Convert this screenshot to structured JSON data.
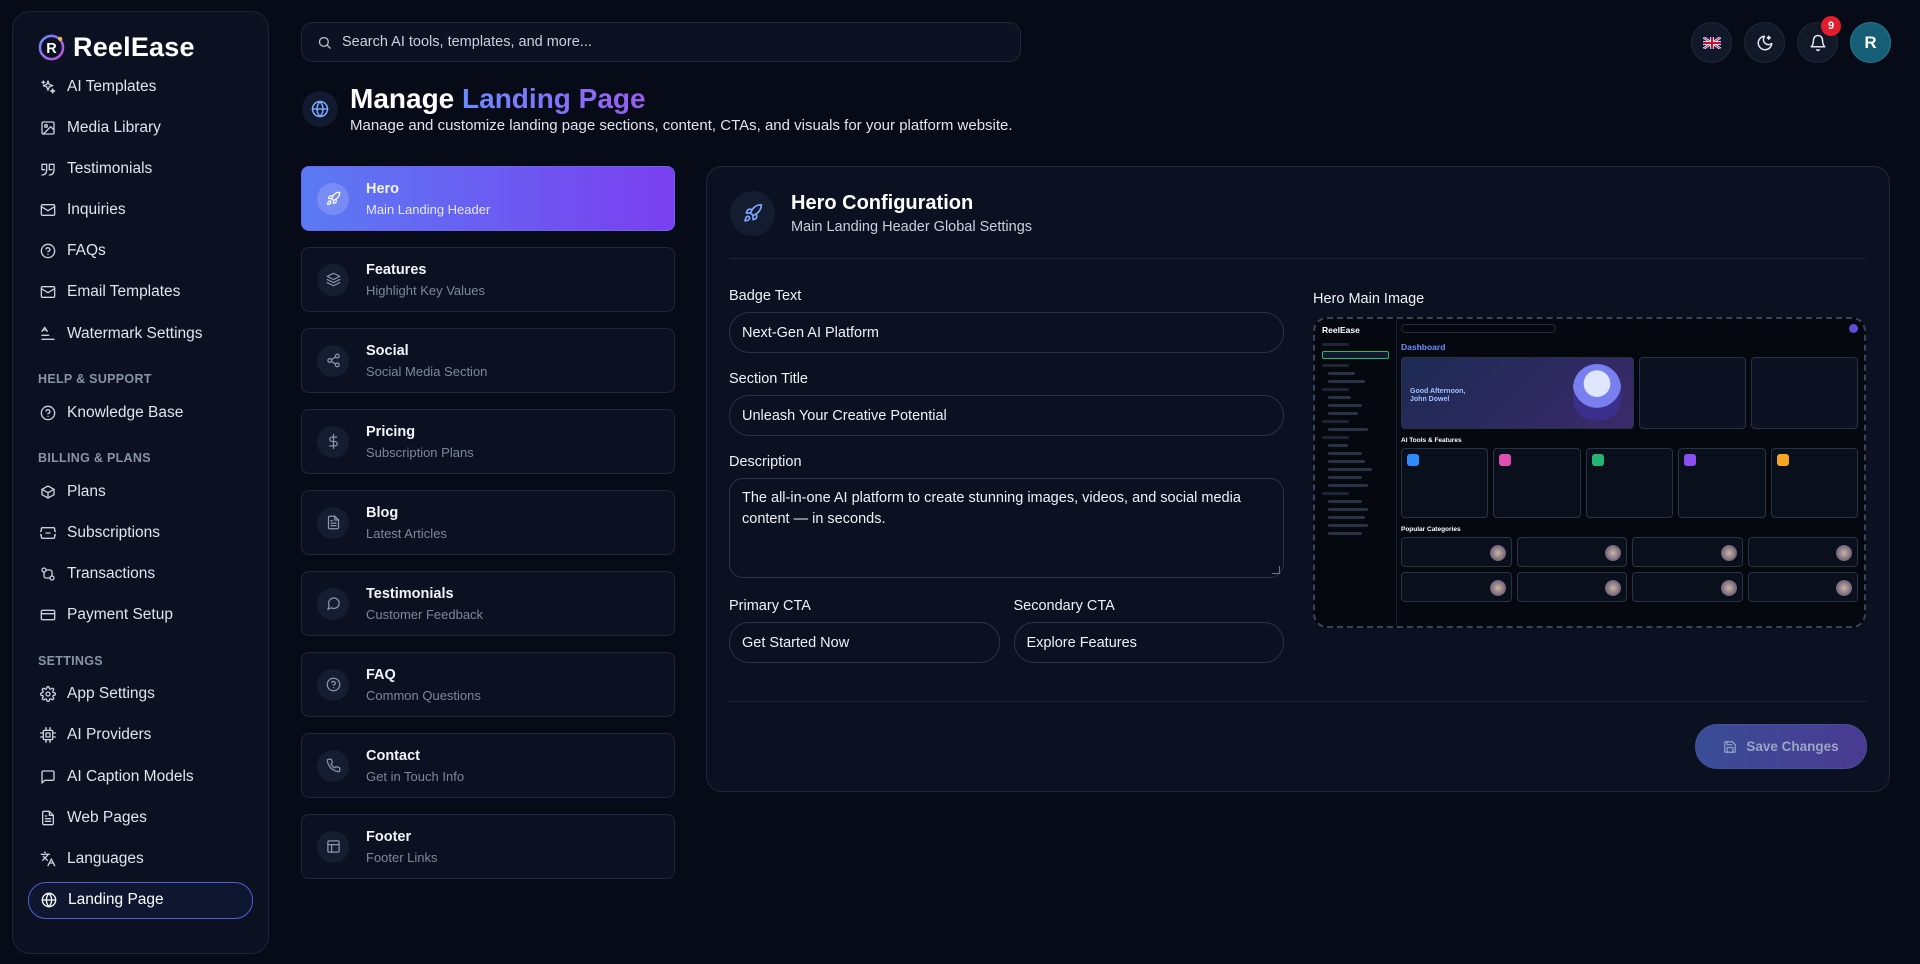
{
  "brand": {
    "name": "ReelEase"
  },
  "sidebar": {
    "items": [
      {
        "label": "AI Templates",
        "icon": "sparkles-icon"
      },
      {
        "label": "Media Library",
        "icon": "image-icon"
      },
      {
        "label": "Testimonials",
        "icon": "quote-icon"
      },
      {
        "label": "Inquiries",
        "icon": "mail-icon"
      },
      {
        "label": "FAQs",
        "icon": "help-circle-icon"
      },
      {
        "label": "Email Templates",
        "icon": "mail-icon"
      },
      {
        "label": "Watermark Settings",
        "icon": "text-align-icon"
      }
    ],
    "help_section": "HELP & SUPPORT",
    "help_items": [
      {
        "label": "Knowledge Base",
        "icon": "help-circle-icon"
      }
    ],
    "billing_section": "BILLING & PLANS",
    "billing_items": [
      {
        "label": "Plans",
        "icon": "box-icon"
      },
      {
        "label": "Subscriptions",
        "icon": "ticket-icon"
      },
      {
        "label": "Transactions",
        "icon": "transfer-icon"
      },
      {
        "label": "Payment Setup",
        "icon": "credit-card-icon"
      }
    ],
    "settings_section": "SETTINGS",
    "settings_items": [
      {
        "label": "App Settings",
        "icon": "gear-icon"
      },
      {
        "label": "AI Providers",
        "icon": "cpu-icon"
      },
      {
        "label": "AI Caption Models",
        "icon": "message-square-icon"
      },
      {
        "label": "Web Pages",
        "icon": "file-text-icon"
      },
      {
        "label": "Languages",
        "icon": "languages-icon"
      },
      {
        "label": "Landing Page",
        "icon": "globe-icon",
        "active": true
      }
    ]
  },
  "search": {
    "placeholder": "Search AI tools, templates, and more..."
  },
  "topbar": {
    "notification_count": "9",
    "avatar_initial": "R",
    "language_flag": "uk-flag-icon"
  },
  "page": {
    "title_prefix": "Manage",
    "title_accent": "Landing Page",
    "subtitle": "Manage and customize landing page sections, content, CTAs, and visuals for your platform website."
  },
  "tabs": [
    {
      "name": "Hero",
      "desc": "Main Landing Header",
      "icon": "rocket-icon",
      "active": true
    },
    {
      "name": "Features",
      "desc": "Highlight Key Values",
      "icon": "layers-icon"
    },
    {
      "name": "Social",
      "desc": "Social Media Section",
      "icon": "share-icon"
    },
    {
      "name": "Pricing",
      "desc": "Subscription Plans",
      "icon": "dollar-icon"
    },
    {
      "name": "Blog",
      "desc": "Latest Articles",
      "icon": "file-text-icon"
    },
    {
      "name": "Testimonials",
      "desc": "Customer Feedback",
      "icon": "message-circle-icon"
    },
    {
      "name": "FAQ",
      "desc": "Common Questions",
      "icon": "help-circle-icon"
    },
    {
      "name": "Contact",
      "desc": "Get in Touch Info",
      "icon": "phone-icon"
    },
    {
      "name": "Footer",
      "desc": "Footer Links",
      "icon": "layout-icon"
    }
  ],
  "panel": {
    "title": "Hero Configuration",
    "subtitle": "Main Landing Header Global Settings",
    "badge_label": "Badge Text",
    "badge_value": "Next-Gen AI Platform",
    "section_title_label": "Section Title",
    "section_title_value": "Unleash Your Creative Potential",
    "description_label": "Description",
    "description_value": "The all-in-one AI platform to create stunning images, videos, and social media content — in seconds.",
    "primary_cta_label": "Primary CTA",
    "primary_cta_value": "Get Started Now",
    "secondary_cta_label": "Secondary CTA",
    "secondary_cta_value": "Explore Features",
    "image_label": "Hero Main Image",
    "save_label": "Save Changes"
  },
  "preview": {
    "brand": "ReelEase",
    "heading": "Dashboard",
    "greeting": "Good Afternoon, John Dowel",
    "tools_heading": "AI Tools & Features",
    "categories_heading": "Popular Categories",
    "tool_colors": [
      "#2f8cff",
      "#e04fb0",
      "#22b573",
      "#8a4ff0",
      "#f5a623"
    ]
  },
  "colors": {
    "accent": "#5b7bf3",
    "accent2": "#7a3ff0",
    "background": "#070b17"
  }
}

-*-*-

- [AIM OF THE TASK]
Copy the material exactly. Do not include the pictures.

- [ANSWER BELOW]
Convert this screenshot to structured JSON data.
{
  "brand": {
    "name": "ReelEase"
  },
  "sidebar": {
    "items": [
      {
        "label": "AI Templates",
        "icon": "sparkles-icon"
      },
      {
        "label": "Media Library",
        "icon": "image-icon"
      },
      {
        "label": "Testimonials",
        "icon": "quote-icon"
      },
      {
        "label": "Inquiries",
        "icon": "mail-icon"
      },
      {
        "label": "FAQs",
        "icon": "help-circle-icon"
      },
      {
        "label": "Email Templates",
        "icon": "mail-icon"
      },
      {
        "label": "Watermark Settings",
        "icon": "text-align-icon"
      }
    ],
    "help_section": "HELP & SUPPORT",
    "help_items": [
      {
        "label": "Knowledge Base",
        "icon": "help-circle-icon"
      }
    ],
    "billing_section": "BILLING & PLANS",
    "billing_items": [
      {
        "label": "Plans",
        "icon": "box-icon"
      },
      {
        "label": "Subscriptions",
        "icon": "ticket-icon"
      },
      {
        "label": "Transactions",
        "icon": "transfer-icon"
      },
      {
        "label": "Payment Setup",
        "icon": "credit-card-icon"
      }
    ],
    "settings_section": "SETTINGS",
    "settings_items": [
      {
        "label": "App Settings",
        "icon": "gear-icon"
      },
      {
        "label": "AI Providers",
        "icon": "cpu-icon"
      },
      {
        "label": "AI Caption Models",
        "icon": "message-square-icon"
      },
      {
        "label": "Web Pages",
        "icon": "file-text-icon"
      },
      {
        "label": "Languages",
        "icon": "languages-icon"
      },
      {
        "label": "Landing Page",
        "icon": "globe-icon",
        "active": true
      }
    ]
  },
  "search": {
    "placeholder": "Search AI tools, templates, and more..."
  },
  "topbar": {
    "notification_count": "9",
    "avatar_initial": "R",
    "language_flag": "uk-flag-icon"
  },
  "page": {
    "title_prefix": "Manage",
    "title_accent": "Landing Page",
    "subtitle": "Manage and customize landing page sections, content, CTAs, and visuals for your platform website."
  },
  "tabs": [
    {
      "name": "Hero",
      "desc": "Main Landing Header",
      "icon": "rocket-icon",
      "active": true
    },
    {
      "name": "Features",
      "desc": "Highlight Key Values",
      "icon": "layers-icon"
    },
    {
      "name": "Social",
      "desc": "Social Media Section",
      "icon": "share-icon"
    },
    {
      "name": "Pricing",
      "desc": "Subscription Plans",
      "icon": "dollar-icon"
    },
    {
      "name": "Blog",
      "desc": "Latest Articles",
      "icon": "file-text-icon"
    },
    {
      "name": "Testimonials",
      "desc": "Customer Feedback",
      "icon": "message-circle-icon"
    },
    {
      "name": "FAQ",
      "desc": "Common Questions",
      "icon": "help-circle-icon"
    },
    {
      "name": "Contact",
      "desc": "Get in Touch Info",
      "icon": "phone-icon"
    },
    {
      "name": "Footer",
      "desc": "Footer Links",
      "icon": "layout-icon"
    }
  ],
  "panel": {
    "title": "Hero Configuration",
    "subtitle": "Main Landing Header Global Settings",
    "badge_label": "Badge Text",
    "badge_value": "Next-Gen AI Platform",
    "section_title_label": "Section Title",
    "section_title_value": "Unleash Your Creative Potential",
    "description_label": "Description",
    "description_value": "The all-in-one AI platform to create stunning images, videos, and social media content — in seconds.",
    "primary_cta_label": "Primary CTA",
    "primary_cta_value": "Get Started Now",
    "secondary_cta_label": "Secondary CTA",
    "secondary_cta_value": "Explore Features",
    "image_label": "Hero Main Image",
    "save_label": "Save Changes"
  },
  "preview": {
    "brand": "ReelEase",
    "heading": "Dashboard",
    "greeting": "Good Afternoon, John Dowel",
    "tools_heading": "AI Tools & Features",
    "categories_heading": "Popular Categories",
    "tool_colors": [
      "#2f8cff",
      "#e04fb0",
      "#22b573",
      "#8a4ff0",
      "#f5a623"
    ]
  },
  "colors": {
    "accent": "#5b7bf3",
    "accent2": "#7a3ff0",
    "background": "#070b17"
  }
}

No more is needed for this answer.